#### Part of a data file:
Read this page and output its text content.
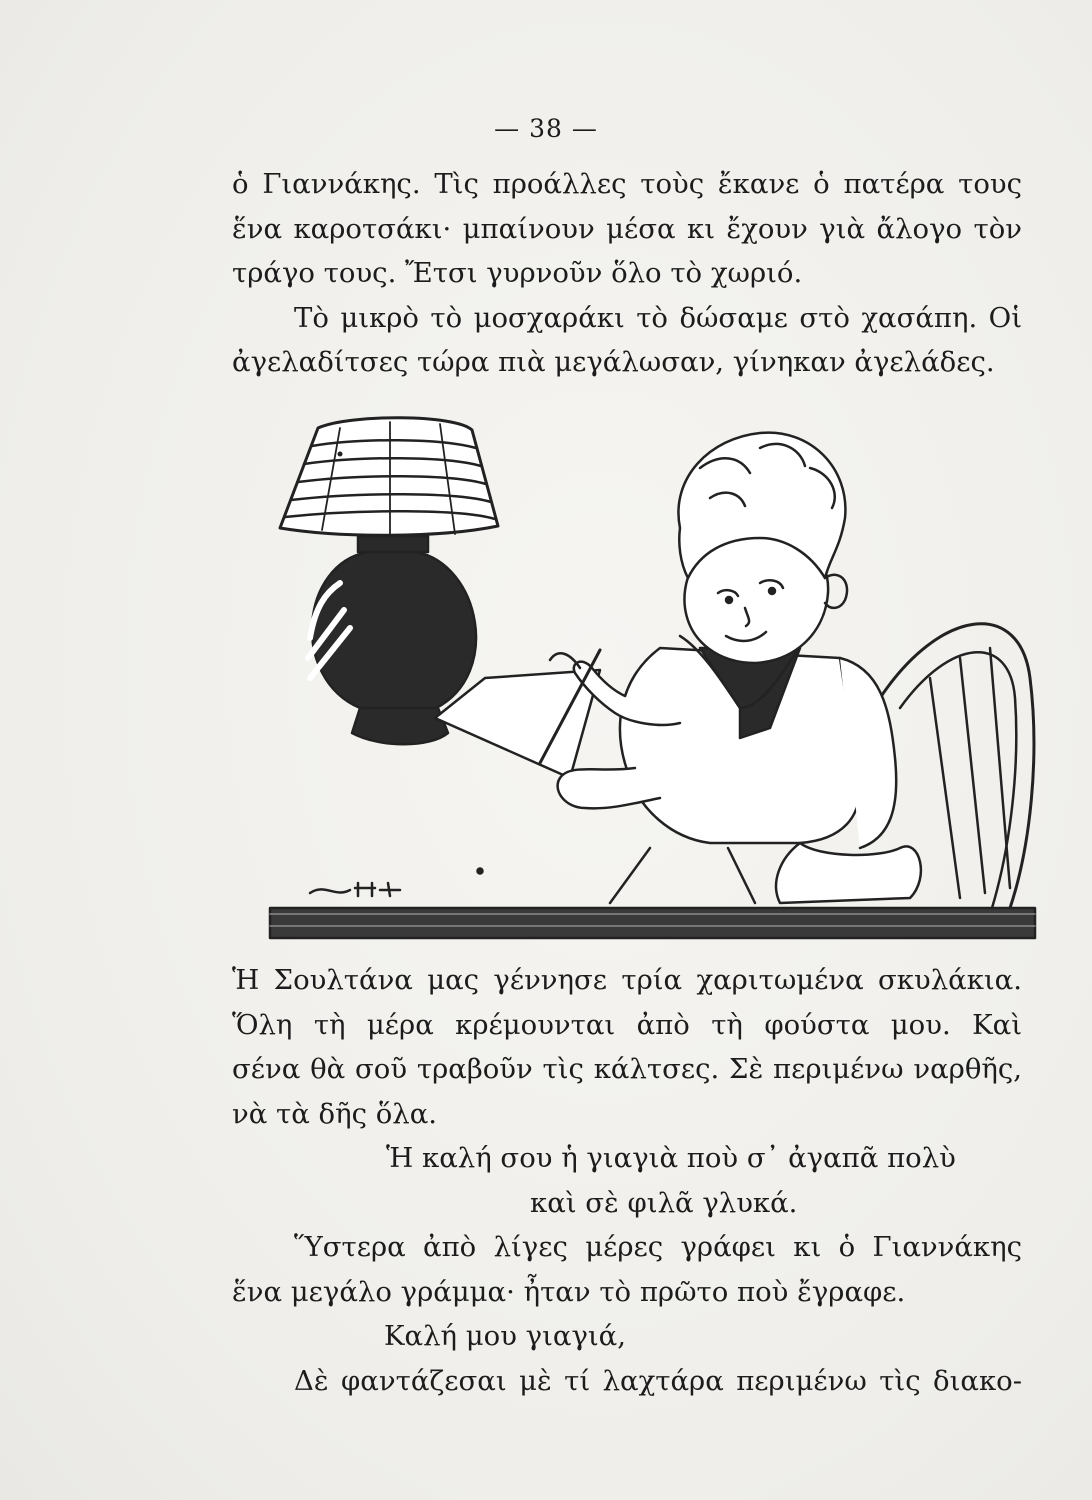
— 38 —
ὁ Γιαννάκης. Τὶς προάλλες τοὺς ἔκανε ὁ πατέρα τους
ἕνα καροτσάκι· μπαίνουν μέσα κι ἔχουν γιὰ ἄλογο τὸν
τράγο τους. Ἔτσι γυρνοῦν ὅλο τὸ χωριό.
Τὸ μικρὸ τὸ μοσχαράκι τὸ δώσαμε στὸ χασάπη. Οἱ
ἀγελαδίτσες τώρα πιὰ μεγάλωσαν, γίνηκαν ἀγελάδες.
Ἡ Σουλτάνα μας γέννησε τρία χαριτωμένα σκυλάκια.
Ὅλη τὴ μέρα κρέμουνται ἀπὸ τὴ φούστα μου. Καὶ
σένα θὰ σοῦ τραβοῦν τὶς κάλτσες. Σὲ περιμένω ναρθῆς,
νὰ τὰ δῆς ὅλα.
Ἡ καλή σου ἡ γιαγιὰ ποὺ σ᾽ ἀγαπᾶ πολὺ
καὶ σὲ φιλᾶ γλυκά.
Ὕστερα ἀπὸ λίγες μέρες γράφει κι ὁ Γιαννάκης
ἕνα μεγάλο γράμμα· ἦταν τὸ πρῶτο ποὺ ἔγραφε.
Καλή μου γιαγιά,
Δὲ φαντάζεσαι μὲ τί λαχτάρα περιμένω τὶς διακο-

#### EXERCISE DIRECTIONS:
Leave out the pictures and reproduce the rest of the listing exactly.

#### WRITTEN RESPONSE:
Read this page and output its text content.
— 38 —
ὁ Γιαννάκης. Τὶς προάλλες τοὺς ἔκανε ὁ πατέρα τους
ἕνα καροτσάκι· μπαίνουν μέσα κι ἔχουν γιὰ ἄλογο τὸν
τράγο τους. Ἔτσι γυρνοῦν ὅλο τὸ χωριό.
Τὸ μικρὸ τὸ μοσχαράκι τὸ δώσαμε στὸ χασάπη. Οἱ
ἀγελαδίτσες τώρα πιὰ μεγάλωσαν, γίνηκαν ἀγελάδες.
Ἡ Σουλτάνα μας γέννησε τρία χαριτωμένα σκυλάκια.
Ὅλη τὴ μέρα κρέμουνται ἀπὸ τὴ φούστα μου. Καὶ
σένα θὰ σοῦ τραβοῦν τὶς κάλτσες. Σὲ περιμένω ναρθῆς,
νὰ τὰ δῆς ὅλα.
Ἡ καλή σου ἡ γιαγιὰ ποὺ σ᾽ ἀγαπᾶ πολὺ
καὶ σὲ φιλᾶ γλυκά.
Ὕστερα ἀπὸ λίγες μέρες γράφει κι ὁ Γιαννάκης
ἕνα μεγάλο γράμμα· ἦταν τὸ πρῶτο ποὺ ἔγραφε.
Καλή μου γιαγιά,
Δὲ φαντάζεσαι μὲ τί λαχτάρα περιμένω τὶς διακο-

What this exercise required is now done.